(Dataset rows)
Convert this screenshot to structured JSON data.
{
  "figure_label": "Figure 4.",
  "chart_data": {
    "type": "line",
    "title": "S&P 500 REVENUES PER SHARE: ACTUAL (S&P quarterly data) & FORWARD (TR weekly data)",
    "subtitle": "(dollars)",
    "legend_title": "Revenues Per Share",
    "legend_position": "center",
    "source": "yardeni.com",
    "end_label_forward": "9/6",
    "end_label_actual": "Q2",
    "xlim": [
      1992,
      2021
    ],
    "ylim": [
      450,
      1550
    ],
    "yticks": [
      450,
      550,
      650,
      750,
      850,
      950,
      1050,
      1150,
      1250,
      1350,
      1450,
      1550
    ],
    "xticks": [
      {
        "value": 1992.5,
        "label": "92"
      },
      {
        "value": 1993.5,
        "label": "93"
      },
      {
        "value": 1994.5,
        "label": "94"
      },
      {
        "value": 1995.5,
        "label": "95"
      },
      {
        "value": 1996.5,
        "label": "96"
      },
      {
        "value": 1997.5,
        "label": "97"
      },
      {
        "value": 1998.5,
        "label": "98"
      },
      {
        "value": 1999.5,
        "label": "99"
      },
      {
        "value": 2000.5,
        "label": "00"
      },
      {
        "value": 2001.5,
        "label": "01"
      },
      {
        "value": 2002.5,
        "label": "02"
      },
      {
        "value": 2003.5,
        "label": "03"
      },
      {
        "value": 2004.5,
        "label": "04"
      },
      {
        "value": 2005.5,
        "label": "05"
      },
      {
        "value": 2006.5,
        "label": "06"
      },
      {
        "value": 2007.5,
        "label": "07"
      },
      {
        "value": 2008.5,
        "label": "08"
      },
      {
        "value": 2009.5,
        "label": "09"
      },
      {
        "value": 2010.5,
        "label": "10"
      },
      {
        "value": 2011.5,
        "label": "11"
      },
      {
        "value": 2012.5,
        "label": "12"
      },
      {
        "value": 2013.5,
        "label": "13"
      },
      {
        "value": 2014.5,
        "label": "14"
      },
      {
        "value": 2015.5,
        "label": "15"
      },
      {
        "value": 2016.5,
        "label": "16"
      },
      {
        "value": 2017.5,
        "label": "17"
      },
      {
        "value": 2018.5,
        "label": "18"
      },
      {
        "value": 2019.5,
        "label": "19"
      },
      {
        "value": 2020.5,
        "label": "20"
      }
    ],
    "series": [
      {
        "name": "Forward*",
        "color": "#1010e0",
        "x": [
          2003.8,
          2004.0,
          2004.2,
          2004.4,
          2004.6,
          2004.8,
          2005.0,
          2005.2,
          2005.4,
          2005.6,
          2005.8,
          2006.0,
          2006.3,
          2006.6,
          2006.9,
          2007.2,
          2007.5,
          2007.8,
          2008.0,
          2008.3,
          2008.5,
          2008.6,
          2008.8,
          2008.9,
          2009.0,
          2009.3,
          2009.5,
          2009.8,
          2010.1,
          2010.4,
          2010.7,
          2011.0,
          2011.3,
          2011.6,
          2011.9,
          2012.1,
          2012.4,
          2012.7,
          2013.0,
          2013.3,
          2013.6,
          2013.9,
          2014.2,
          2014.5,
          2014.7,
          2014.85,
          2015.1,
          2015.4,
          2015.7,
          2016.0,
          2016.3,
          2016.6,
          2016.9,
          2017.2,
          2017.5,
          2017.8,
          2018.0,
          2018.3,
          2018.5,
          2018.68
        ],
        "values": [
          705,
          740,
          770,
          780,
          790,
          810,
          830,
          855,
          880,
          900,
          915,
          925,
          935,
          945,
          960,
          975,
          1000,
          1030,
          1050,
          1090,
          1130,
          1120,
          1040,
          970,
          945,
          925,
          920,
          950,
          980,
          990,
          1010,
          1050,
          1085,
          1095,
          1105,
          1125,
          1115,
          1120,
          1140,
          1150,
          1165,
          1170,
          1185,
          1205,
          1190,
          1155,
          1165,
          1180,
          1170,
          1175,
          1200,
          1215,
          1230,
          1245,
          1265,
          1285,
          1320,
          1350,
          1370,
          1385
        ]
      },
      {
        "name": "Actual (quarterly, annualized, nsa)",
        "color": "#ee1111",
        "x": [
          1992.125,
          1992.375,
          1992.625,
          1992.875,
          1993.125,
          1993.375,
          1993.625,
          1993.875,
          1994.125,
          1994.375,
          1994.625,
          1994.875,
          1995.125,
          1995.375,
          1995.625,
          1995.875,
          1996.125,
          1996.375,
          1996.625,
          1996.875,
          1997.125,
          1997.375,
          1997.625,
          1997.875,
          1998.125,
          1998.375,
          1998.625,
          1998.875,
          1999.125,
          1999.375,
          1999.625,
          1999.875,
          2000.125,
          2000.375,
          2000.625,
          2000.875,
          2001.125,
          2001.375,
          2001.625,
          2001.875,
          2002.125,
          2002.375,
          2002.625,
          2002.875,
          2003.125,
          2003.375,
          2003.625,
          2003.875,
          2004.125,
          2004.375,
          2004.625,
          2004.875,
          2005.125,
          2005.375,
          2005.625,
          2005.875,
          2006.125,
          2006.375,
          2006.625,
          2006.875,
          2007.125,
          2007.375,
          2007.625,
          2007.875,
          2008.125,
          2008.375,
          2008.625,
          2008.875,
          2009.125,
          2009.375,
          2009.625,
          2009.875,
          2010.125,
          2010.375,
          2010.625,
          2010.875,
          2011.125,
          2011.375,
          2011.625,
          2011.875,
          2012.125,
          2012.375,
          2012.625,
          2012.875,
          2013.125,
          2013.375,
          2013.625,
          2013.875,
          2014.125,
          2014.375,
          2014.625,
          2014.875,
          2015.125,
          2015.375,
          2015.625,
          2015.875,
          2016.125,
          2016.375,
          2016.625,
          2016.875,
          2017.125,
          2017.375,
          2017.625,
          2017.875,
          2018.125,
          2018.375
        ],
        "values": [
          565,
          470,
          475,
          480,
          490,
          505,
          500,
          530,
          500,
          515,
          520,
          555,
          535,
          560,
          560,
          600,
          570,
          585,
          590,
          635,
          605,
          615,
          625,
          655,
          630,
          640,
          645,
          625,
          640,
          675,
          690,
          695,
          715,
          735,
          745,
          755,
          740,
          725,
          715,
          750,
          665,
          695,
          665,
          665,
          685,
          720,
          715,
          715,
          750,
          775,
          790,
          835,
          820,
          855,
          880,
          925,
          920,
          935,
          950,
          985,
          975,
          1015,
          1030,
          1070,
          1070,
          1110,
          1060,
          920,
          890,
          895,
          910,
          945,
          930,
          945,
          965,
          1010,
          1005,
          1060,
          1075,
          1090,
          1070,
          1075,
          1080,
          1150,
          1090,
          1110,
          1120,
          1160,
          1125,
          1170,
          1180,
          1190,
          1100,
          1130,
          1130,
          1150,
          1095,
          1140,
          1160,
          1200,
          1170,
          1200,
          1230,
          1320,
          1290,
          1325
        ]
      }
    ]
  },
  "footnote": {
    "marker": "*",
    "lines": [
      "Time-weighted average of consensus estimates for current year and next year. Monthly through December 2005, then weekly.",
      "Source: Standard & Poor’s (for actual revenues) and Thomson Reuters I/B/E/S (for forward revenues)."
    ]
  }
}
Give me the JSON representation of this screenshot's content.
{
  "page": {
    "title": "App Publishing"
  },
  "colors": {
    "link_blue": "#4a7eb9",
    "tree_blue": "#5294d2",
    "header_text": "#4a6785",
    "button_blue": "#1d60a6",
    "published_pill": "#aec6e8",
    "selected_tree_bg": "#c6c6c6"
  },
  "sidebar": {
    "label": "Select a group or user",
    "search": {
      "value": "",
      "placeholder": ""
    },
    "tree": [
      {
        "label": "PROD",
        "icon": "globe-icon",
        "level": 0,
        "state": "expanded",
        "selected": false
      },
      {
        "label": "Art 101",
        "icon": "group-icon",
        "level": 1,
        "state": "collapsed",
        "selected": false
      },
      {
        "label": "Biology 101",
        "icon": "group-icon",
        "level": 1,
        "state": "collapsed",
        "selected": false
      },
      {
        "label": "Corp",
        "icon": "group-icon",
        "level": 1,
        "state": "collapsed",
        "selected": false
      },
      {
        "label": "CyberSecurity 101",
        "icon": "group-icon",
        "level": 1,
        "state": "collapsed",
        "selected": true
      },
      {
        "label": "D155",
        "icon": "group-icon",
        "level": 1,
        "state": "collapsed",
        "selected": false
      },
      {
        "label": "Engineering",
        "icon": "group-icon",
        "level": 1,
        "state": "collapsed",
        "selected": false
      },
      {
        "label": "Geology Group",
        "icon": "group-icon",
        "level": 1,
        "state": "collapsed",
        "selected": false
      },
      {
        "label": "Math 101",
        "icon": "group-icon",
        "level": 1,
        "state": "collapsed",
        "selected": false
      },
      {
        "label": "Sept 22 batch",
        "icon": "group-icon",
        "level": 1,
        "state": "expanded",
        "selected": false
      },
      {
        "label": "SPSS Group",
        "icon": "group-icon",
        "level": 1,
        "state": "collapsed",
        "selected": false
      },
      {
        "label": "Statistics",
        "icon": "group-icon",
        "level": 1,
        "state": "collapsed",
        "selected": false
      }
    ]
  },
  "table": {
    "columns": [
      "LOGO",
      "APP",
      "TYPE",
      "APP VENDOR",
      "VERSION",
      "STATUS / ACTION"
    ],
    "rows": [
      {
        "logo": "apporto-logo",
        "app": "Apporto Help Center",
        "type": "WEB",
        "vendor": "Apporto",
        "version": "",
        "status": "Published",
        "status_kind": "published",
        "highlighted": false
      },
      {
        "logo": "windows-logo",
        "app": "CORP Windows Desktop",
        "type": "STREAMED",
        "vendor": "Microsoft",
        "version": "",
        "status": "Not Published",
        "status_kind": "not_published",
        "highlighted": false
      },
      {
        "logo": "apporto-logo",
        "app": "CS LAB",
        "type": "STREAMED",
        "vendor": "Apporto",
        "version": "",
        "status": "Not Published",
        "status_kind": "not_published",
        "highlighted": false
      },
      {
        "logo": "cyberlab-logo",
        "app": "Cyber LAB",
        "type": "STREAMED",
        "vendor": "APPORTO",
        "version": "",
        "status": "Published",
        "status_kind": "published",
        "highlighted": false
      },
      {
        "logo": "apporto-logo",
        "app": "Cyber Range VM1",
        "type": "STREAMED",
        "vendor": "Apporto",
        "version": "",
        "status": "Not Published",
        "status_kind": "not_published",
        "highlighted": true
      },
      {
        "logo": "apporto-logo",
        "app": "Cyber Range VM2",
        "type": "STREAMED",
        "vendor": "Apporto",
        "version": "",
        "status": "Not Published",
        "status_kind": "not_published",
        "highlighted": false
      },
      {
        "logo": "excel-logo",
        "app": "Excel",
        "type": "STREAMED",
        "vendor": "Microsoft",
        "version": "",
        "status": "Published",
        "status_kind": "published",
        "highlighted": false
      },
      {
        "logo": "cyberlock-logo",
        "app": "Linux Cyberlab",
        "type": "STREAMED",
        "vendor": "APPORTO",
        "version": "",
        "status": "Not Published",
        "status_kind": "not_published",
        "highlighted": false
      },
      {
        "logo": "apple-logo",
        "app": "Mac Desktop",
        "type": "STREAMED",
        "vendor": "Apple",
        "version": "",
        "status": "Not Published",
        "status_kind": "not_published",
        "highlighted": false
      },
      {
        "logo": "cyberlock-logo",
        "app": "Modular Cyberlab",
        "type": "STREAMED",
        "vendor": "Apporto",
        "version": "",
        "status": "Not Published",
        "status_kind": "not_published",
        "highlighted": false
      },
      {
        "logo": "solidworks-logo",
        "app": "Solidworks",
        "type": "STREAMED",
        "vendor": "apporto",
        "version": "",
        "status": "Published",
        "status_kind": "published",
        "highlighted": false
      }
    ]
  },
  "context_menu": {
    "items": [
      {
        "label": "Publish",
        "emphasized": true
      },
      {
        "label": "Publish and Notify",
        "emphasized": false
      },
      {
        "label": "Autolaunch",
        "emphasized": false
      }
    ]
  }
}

* _WHAT IS ASKED_:
Tally the lines above containing "quarterly". Answer with the count only.

* _FULL SOLUTION_:
2